**WORK INSTRUCTIONS:**
Copy all lines holding the word "color" from the entries.

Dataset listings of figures
** Begin **
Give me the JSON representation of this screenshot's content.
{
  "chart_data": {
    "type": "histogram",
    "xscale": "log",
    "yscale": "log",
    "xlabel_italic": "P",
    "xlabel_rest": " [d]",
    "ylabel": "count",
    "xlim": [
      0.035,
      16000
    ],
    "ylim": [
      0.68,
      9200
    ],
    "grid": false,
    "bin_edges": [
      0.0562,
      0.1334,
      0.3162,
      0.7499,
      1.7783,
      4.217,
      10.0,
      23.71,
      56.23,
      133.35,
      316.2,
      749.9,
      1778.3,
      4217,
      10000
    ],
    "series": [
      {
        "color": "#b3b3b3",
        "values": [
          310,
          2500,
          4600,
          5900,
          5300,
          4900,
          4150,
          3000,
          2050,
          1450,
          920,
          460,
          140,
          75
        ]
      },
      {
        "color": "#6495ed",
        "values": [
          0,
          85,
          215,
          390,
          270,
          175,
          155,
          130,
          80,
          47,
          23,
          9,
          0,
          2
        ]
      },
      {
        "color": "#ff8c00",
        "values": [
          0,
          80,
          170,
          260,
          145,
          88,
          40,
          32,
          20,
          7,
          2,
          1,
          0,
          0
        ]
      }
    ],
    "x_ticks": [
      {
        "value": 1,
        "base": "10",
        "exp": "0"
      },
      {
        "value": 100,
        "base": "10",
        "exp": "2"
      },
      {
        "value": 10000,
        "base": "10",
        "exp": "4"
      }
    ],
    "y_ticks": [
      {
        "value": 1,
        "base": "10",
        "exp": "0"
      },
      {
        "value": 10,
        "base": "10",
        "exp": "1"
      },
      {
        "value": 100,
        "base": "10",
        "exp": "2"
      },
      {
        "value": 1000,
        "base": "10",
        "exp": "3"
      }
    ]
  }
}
** End **
**TASK RESULT:**
        "color": "#b3b3b3",
        "color": "#6495ed",
        "color": "#ff8c00",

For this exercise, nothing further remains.